Restate, word for word, every line of the data.

====== THE DATA

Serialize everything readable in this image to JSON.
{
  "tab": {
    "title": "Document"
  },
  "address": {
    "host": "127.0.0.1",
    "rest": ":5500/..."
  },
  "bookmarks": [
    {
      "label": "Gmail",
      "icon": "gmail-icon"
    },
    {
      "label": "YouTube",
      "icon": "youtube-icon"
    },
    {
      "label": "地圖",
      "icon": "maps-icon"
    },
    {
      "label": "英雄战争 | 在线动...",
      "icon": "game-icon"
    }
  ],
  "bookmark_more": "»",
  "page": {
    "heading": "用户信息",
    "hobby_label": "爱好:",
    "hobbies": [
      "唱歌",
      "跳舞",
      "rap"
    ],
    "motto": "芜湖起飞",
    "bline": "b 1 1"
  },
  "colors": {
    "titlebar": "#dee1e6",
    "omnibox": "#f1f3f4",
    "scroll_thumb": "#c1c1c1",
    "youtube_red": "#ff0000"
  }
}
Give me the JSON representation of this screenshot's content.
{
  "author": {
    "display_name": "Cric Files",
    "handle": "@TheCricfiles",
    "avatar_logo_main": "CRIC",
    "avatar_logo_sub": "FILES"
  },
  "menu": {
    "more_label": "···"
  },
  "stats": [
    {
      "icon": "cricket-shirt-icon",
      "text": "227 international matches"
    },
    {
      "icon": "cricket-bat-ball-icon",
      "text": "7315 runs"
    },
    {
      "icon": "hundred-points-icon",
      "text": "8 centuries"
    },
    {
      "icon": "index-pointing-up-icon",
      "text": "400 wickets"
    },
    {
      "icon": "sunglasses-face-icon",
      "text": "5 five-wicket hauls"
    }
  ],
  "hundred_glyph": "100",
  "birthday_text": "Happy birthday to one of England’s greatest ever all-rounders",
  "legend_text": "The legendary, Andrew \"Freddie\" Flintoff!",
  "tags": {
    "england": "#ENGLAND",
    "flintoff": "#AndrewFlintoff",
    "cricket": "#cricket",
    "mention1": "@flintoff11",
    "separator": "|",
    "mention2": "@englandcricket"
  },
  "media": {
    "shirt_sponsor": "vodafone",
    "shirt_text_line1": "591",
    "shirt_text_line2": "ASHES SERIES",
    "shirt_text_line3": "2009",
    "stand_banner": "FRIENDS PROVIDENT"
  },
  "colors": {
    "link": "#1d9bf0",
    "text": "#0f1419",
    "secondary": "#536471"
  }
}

============

RIGHT ANSWER:
Serialize everything readable in this image to JSON.
{
  "tab": {
    "title": "Document"
  },
  "address": {
    "host": "127.0.0.1",
    "rest": ":5500/..."
  },
  "bookmarks": [
    {
      "label": "Gmail",
      "icon": "gmail-icon"
    },
    {
      "label": "YouTube",
      "icon": "youtube-icon"
    },
    {
      "label": "地圖",
      "icon": "maps-icon"
    },
    {
      "label": "英雄战争 | 在线动...",
      "icon": "game-icon"
    }
  ],
  "bookmark_more": "»",
  "page": {
    "heading": "用户信息",
    "hobby_label": "爱好:",
    "hobbies": [
      "唱歌",
      "跳舞",
      "rap"
    ],
    "motto": "芜湖起飞",
    "bline": "b 1 1"
  },
  "colors": {
    "titlebar": "#dee1e6",
    "omnibox": "#f1f3f4",
    "scroll_thumb": "#c1c1c1",
    "youtube_red": "#ff0000"
  }
}
Give me the JSON representation of this screenshot's content.
{
  "author": {
    "display_name": "Cric Files",
    "handle": "@TheCricfiles",
    "avatar_logo_main": "CRIC",
    "avatar_logo_sub": "FILES"
  },
  "menu": {
    "more_label": "···"
  },
  "stats": [
    {
      "icon": "cricket-shirt-icon",
      "text": "227 international matches"
    },
    {
      "icon": "cricket-bat-ball-icon",
      "text": "7315 runs"
    },
    {
      "icon": "hundred-points-icon",
      "text": "8 centuries"
    },
    {
      "icon": "index-pointing-up-icon",
      "text": "400 wickets"
    },
    {
      "icon": "sunglasses-face-icon",
      "text": "5 five-wicket hauls"
    }
  ],
  "hundred_glyph": "100",
  "birthday_text": "Happy birthday to one of England’s greatest ever all-rounders",
  "legend_text": "The legendary, Andrew \"Freddie\" Flintoff!",
  "tags": {
    "england": "#ENGLAND",
    "flintoff": "#AndrewFlintoff",
    "cricket": "#cricket",
    "mention1": "@flintoff11",
    "separator": "|",
    "mention2": "@englandcricket"
  },
  "media": {
    "shirt_sponsor": "vodafone",
    "shirt_text_line1": "591",
    "shirt_text_line2": "ASHES SERIES",
    "shirt_text_line3": "2009",
    "stand_banner": "FRIENDS PROVIDENT"
  },
  "colors": {
    "link": "#1d9bf0",
    "text": "#0f1419",
    "secondary": "#536471"
  }
}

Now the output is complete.